*Requirements*:
Copy each line in the data that includes the word "bloquean".

*Data listing*:
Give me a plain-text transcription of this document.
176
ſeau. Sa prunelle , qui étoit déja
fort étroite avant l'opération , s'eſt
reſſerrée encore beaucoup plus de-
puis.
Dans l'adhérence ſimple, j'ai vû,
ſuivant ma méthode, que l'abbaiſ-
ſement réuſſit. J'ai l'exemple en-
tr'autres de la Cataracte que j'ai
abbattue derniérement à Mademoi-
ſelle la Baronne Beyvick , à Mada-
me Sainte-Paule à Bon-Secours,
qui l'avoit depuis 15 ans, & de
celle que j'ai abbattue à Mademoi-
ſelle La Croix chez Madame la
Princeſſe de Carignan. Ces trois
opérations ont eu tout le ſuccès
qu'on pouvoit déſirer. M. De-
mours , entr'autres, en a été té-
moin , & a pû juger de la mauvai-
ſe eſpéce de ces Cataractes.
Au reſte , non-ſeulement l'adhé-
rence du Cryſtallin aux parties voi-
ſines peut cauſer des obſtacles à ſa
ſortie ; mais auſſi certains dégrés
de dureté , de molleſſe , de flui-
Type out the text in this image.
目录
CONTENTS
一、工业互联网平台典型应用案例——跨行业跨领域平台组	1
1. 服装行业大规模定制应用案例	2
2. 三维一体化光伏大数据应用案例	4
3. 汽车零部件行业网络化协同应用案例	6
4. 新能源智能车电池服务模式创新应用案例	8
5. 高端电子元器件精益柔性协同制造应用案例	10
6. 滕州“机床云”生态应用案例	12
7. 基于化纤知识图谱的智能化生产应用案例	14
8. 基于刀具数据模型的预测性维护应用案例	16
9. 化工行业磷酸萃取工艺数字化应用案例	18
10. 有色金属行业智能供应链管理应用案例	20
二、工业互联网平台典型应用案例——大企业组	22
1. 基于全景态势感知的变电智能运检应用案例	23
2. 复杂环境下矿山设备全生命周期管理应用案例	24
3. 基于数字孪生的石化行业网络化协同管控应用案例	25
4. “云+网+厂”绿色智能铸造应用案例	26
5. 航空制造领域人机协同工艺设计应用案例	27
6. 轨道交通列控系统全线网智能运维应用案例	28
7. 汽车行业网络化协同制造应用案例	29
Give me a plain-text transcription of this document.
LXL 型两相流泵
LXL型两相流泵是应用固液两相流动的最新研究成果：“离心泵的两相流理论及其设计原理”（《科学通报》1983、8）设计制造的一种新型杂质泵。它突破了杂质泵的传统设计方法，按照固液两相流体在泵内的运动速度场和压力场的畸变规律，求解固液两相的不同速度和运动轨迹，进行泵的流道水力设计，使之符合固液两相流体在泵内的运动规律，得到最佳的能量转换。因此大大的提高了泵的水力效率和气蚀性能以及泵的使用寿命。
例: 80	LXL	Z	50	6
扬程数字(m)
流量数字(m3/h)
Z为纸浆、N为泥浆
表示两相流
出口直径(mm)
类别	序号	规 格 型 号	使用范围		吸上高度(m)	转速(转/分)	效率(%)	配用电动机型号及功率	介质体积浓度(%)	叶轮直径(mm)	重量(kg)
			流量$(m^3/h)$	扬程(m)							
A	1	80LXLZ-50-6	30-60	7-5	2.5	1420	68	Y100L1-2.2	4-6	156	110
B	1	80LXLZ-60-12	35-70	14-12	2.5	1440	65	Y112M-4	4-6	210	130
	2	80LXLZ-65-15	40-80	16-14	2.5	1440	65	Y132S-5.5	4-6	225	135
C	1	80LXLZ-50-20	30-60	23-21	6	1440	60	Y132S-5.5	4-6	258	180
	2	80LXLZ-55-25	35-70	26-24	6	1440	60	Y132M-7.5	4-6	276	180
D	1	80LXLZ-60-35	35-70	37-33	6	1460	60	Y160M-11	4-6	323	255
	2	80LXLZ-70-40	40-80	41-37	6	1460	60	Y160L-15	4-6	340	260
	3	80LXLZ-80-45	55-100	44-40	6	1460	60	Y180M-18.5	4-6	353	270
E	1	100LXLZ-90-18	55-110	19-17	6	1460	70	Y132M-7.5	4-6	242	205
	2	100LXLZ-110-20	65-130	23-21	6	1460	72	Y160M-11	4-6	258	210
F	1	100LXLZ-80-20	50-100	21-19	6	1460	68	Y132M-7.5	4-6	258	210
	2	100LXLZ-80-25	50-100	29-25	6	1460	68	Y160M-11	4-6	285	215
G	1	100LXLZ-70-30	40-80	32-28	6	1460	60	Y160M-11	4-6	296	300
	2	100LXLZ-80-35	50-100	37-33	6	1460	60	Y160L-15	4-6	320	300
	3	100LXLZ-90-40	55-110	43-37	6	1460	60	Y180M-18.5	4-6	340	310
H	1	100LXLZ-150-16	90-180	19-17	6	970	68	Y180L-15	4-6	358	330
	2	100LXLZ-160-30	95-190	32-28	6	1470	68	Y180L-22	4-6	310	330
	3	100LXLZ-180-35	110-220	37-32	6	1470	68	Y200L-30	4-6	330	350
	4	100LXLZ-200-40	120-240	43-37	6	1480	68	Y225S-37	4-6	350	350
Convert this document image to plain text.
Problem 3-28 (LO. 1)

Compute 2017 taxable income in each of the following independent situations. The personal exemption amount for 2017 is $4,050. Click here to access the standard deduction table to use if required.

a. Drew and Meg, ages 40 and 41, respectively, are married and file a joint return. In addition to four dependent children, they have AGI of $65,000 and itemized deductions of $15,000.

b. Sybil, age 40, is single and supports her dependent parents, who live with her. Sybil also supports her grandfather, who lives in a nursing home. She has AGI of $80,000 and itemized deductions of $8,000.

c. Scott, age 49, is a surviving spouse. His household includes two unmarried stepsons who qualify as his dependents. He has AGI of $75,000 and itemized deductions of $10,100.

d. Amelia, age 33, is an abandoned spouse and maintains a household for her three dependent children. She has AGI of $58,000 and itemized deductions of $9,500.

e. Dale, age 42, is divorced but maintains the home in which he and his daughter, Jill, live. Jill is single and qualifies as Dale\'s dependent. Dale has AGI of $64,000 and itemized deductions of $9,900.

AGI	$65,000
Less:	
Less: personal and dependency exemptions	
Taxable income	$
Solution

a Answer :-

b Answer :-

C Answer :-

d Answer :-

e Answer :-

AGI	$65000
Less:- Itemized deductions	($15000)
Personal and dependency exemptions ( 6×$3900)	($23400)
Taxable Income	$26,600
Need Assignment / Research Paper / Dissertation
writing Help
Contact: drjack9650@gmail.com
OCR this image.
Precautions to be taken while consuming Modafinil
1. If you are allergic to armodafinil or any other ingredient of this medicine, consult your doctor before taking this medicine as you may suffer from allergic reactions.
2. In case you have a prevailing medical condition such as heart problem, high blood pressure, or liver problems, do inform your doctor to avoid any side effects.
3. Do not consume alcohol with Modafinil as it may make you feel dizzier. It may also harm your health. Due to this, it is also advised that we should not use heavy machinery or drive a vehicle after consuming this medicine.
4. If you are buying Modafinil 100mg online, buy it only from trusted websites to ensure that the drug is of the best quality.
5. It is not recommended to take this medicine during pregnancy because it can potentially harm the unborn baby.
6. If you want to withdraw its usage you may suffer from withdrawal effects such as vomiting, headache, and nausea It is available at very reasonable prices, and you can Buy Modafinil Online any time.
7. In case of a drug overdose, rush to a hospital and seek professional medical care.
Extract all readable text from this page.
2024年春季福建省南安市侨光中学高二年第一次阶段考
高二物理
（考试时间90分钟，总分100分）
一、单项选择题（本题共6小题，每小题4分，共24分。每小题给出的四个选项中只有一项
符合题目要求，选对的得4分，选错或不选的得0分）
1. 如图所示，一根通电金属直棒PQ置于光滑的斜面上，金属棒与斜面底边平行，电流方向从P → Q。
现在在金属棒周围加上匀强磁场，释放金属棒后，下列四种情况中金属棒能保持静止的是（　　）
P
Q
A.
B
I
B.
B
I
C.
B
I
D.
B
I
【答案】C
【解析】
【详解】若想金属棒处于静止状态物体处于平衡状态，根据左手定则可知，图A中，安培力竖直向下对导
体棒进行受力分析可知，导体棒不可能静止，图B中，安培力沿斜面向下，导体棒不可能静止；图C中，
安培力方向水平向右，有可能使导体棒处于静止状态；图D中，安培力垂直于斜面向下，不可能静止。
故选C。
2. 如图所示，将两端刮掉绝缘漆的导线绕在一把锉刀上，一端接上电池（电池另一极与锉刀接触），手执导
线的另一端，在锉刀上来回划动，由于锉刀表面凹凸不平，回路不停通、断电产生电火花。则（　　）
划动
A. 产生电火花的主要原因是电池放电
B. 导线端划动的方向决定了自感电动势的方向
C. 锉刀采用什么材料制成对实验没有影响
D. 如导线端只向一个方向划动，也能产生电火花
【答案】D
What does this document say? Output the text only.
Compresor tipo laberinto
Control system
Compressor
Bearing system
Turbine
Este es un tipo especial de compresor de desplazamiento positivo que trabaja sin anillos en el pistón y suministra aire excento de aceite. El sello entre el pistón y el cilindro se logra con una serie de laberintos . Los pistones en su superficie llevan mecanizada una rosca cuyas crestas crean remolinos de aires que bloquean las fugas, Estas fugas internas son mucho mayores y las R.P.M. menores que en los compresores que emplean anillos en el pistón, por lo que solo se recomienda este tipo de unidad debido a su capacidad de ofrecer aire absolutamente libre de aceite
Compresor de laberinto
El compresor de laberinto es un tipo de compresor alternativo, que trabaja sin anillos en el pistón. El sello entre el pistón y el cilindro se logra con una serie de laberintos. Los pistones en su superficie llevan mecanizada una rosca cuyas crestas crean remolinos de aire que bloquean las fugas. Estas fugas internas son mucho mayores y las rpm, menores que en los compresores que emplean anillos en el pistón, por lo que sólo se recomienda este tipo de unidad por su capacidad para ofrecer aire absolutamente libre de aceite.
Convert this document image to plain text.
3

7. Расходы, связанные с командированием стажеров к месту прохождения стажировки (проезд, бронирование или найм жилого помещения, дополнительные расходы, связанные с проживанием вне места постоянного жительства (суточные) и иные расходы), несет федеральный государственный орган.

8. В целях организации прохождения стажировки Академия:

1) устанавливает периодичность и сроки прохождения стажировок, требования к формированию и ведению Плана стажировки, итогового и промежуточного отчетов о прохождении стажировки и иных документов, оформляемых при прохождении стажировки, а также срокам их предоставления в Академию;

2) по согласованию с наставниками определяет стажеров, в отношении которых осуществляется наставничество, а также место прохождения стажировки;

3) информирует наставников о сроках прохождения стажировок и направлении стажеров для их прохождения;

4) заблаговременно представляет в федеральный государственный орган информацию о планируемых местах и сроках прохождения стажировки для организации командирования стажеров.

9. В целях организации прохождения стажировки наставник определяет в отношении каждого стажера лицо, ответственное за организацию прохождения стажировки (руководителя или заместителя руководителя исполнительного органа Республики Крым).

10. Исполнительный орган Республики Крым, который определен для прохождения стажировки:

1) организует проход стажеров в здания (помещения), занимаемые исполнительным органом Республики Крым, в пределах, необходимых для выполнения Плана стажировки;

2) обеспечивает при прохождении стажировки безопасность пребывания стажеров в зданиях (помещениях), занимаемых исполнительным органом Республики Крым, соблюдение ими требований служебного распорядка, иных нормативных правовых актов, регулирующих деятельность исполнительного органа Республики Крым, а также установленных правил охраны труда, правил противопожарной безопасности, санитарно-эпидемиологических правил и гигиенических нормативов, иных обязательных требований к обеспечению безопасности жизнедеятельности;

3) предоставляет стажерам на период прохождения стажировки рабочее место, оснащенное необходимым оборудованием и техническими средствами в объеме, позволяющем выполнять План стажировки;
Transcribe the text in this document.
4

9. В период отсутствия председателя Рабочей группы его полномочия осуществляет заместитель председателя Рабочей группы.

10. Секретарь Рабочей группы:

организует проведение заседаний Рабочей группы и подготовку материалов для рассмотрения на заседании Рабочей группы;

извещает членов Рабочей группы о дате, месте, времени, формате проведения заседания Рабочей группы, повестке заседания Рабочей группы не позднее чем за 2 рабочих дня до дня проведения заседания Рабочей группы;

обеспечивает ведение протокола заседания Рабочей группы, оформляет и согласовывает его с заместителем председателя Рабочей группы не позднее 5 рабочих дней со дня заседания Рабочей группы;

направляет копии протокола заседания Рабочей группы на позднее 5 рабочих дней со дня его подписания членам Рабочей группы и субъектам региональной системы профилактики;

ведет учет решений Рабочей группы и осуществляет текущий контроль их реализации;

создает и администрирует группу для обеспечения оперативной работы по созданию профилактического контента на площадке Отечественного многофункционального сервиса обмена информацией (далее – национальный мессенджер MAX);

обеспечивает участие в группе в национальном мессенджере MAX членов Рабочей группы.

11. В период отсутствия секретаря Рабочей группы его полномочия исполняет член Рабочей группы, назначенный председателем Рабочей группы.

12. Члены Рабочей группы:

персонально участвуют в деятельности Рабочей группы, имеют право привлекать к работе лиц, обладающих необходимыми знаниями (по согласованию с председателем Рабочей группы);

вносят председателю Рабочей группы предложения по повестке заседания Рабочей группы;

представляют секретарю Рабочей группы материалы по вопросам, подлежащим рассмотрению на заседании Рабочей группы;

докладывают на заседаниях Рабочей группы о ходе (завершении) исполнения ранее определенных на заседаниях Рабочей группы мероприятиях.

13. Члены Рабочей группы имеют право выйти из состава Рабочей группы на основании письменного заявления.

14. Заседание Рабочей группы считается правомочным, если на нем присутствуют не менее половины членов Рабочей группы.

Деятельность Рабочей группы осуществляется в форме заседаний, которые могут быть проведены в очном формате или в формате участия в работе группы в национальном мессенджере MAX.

*Response*:
Este es un tipo especial de compresor de desplazamiento positivo que trabaja sin anillos en el pistón y suministra aire excento de aceite. El sello entre el pistón y el cilindro se logra con una serie de laberintos . Los pistones en su superficie llevan mecanizada una rosca cuyas crestas crean remolinos de aires que bloquean las fugas, Estas fugas internas son mucho mayores y las R.P.M. menores que en los compresores que emplean anillos en el pistón, por lo que solo se recomienda este tipo de unidad debido a su capacidad de ofrecer aire absolutamente libre de aceite
El compresor de laberinto es un tipo de compresor alternativo, que trabaja sin anillos en el pistón. El sello entre el pistón y el cilindro se logra con una serie de laberintos. Los pistones en su superficie llevan mecanizada una rosca cuyas crestas crean remolinos de aire que bloquean las fugas. Estas fugas internas son mucho mayores y las rpm, menores que en los compresores que emplean anillos en el pistón, por lo que sólo se recomienda este tipo de unidad por su capacidad para ofrecer aire absolutamente libre de aceite.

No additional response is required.